* [THE EXERCISE] Transcribe every line of the listing below without any deviation.

[Stored data]
********************

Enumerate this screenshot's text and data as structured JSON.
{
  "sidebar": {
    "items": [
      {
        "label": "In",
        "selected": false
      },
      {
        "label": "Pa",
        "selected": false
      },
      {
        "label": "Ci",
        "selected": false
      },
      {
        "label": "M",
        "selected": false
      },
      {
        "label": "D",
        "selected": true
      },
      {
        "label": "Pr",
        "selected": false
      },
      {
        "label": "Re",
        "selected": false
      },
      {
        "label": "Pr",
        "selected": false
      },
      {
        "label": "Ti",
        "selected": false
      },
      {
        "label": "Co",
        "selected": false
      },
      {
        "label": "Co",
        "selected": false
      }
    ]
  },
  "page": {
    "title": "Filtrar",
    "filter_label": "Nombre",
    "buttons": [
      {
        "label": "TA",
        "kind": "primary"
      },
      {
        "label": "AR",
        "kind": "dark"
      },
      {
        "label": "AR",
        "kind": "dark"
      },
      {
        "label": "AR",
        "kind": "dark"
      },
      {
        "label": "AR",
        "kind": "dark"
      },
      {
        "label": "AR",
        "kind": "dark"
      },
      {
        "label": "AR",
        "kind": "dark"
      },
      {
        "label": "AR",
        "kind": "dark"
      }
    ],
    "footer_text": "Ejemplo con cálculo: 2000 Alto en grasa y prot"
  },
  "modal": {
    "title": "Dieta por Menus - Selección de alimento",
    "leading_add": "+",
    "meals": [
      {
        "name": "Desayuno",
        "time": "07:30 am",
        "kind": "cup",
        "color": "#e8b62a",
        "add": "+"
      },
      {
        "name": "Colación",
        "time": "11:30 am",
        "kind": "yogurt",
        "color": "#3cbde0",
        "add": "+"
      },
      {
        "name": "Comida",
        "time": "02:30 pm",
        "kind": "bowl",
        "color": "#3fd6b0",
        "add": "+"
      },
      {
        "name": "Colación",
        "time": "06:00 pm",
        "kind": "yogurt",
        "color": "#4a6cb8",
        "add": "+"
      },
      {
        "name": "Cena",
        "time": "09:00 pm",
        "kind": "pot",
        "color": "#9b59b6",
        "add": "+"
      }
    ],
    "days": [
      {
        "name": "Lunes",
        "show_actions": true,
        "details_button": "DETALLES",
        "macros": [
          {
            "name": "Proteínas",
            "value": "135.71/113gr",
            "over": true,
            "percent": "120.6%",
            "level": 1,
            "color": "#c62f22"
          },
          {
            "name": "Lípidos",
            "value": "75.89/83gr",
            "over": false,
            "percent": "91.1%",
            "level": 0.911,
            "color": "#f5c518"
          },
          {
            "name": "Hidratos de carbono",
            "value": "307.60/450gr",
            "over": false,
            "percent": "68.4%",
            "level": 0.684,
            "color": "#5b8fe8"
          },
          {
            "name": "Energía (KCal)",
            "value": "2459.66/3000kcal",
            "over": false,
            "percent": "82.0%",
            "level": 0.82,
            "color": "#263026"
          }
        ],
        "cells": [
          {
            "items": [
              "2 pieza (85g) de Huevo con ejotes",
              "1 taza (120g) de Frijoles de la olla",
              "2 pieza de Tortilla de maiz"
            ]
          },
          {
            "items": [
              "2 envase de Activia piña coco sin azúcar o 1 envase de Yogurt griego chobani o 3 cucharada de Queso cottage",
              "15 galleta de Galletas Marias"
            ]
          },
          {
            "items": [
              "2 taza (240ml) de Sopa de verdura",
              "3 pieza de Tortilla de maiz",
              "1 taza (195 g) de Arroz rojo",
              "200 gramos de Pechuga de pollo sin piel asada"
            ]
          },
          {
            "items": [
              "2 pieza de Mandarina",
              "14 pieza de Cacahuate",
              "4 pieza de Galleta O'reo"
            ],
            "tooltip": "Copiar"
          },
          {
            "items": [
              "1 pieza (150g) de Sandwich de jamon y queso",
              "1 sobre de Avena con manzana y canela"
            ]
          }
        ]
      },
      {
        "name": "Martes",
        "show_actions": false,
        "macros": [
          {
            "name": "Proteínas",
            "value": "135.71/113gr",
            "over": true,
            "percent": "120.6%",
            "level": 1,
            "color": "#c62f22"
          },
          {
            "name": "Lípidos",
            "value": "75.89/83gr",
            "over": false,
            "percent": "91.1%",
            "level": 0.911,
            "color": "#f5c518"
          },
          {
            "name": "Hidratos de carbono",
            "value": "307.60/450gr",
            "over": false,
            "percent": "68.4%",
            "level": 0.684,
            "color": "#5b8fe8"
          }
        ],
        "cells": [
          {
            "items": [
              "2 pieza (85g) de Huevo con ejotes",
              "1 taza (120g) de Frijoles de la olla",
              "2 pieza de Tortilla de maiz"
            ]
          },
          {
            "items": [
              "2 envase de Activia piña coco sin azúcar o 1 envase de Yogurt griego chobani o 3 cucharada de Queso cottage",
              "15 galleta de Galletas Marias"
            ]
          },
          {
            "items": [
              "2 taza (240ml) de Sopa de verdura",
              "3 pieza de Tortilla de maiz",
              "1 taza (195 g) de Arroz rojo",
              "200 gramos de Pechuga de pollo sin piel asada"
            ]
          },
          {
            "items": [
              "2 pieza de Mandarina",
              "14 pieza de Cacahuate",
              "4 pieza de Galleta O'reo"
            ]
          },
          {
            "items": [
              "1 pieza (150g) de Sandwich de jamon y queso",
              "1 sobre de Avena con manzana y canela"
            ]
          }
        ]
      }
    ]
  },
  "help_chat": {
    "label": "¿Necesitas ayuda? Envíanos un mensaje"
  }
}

********************

* [ANSWER]
Enumerate this screenshot's text and data as structured JSON.
{
  "sidebar": {
    "items": [
      {
        "label": "In",
        "selected": false
      },
      {
        "label": "Pa",
        "selected": false
      },
      {
        "label": "Ci",
        "selected": false
      },
      {
        "label": "M",
        "selected": false
      },
      {
        "label": "D",
        "selected": true
      },
      {
        "label": "Pr",
        "selected": false
      },
      {
        "label": "Re",
        "selected": false
      },
      {
        "label": "Pr",
        "selected": false
      },
      {
        "label": "Ti",
        "selected": false
      },
      {
        "label": "Co",
        "selected": false
      },
      {
        "label": "Co",
        "selected": false
      }
    ]
  },
  "page": {
    "title": "Filtrar",
    "filter_label": "Nombre",
    "buttons": [
      {
        "label": "TA",
        "kind": "primary"
      },
      {
        "label": "AR",
        "kind": "dark"
      },
      {
        "label": "AR",
        "kind": "dark"
      },
      {
        "label": "AR",
        "kind": "dark"
      },
      {
        "label": "AR",
        "kind": "dark"
      },
      {
        "label": "AR",
        "kind": "dark"
      },
      {
        "label": "AR",
        "kind": "dark"
      },
      {
        "label": "AR",
        "kind": "dark"
      }
    ],
    "footer_text": "Ejemplo con cálculo: 2000 Alto en grasa y prot"
  },
  "modal": {
    "title": "Dieta por Menus - Selección de alimento",
    "leading_add": "+",
    "meals": [
      {
        "name": "Desayuno",
        "time": "07:30 am",
        "kind": "cup",
        "color": "#e8b62a",
        "add": "+"
      },
      {
        "name": "Colación",
        "time": "11:30 am",
        "kind": "yogurt",
        "color": "#3cbde0",
        "add": "+"
      },
      {
        "name": "Comida",
        "time": "02:30 pm",
        "kind": "bowl",
        "color": "#3fd6b0",
        "add": "+"
      },
      {
        "name": "Colación",
        "time": "06:00 pm",
        "kind": "yogurt",
        "color": "#4a6cb8",
        "add": "+"
      },
      {
        "name": "Cena",
        "time": "09:00 pm",
        "kind": "pot",
        "color": "#9b59b6",
        "add": "+"
      }
    ],
    "days": [
      {
        "name": "Lunes",
        "show_actions": true,
        "details_button": "DETALLES",
        "macros": [
          {
            "name": "Proteínas",
            "value": "135.71/113gr",
            "over": true,
            "percent": "120.6%",
            "level": 1,
            "color": "#c62f22"
          },
          {
            "name": "Lípidos",
            "value": "75.89/83gr",
            "over": false,
            "percent": "91.1%",
            "level": 0.911,
            "color": "#f5c518"
          },
          {
            "name": "Hidratos de carbono",
            "value": "307.60/450gr",
            "over": false,
            "percent": "68.4%",
            "level": 0.684,
            "color": "#5b8fe8"
          },
          {
            "name": "Energía (KCal)",
            "value": "2459.66/3000kcal",
            "over": false,
            "percent": "82.0%",
            "level": 0.82,
            "color": "#263026"
          }
        ],
        "cells": [
          {
            "items": [
              "2 pieza (85g) de Huevo con ejotes",
              "1 taza (120g) de Frijoles de la olla",
              "2 pieza de Tortilla de maiz"
            ]
          },
          {
            "items": [
              "2 envase de Activia piña coco sin azúcar o 1 envase de Yogurt griego chobani o 3 cucharada de Queso cottage",
              "15 galleta de Galletas Marias"
            ]
          },
          {
            "items": [
              "2 taza (240ml) de Sopa de verdura",
              "3 pieza de Tortilla de maiz",
              "1 taza (195 g) de Arroz rojo",
              "200 gramos de Pechuga de pollo sin piel asada"
            ]
          },
          {
            "items": [
              "2 pieza de Mandarina",
              "14 pieza de Cacahuate",
              "4 pieza de Galleta O'reo"
            ],
            "tooltip": "Copiar"
          },
          {
            "items": [
              "1 pieza (150g) de Sandwich de jamon y queso",
              "1 sobre de Avena con manzana y canela"
            ]
          }
        ]
      },
      {
        "name": "Martes",
        "show_actions": false,
        "macros": [
          {
            "name": "Proteínas",
            "value": "135.71/113gr",
            "over": true,
            "percent": "120.6%",
            "level": 1,
            "color": "#c62f22"
          },
          {
            "name": "Lípidos",
            "value": "75.89/83gr",
            "over": false,
            "percent": "91.1%",
            "level": 0.911,
            "color": "#f5c518"
          },
          {
            "name": "Hidratos de carbono",
            "value": "307.60/450gr",
            "over": false,
            "percent": "68.4%",
            "level": 0.684,
            "color": "#5b8fe8"
          }
        ],
        "cells": [
          {
            "items": [
              "2 pieza (85g) de Huevo con ejotes",
              "1 taza (120g) de Frijoles de la olla",
              "2 pieza de Tortilla de maiz"
            ]
          },
          {
            "items": [
              "2 envase de Activia piña coco sin azúcar o 1 envase de Yogurt griego chobani o 3 cucharada de Queso cottage",
              "15 galleta de Galletas Marias"
            ]
          },
          {
            "items": [
              "2 taza (240ml) de Sopa de verdura",
              "3 pieza de Tortilla de maiz",
              "1 taza (195 g) de Arroz rojo",
              "200 gramos de Pechuga de pollo sin piel asada"
            ]
          },
          {
            "items": [
              "2 pieza de Mandarina",
              "14 pieza de Cacahuate",
              "4 pieza de Galleta O'reo"
            ]
          },
          {
            "items": [
              "1 pieza (150g) de Sandwich de jamon y queso",
              "1 sobre de Avena con manzana y canela"
            ]
          }
        ]
      }
    ]
  },
  "help_chat": {
    "label": "¿Necesitas ayuda? Envíanos un mensaje"
  }
}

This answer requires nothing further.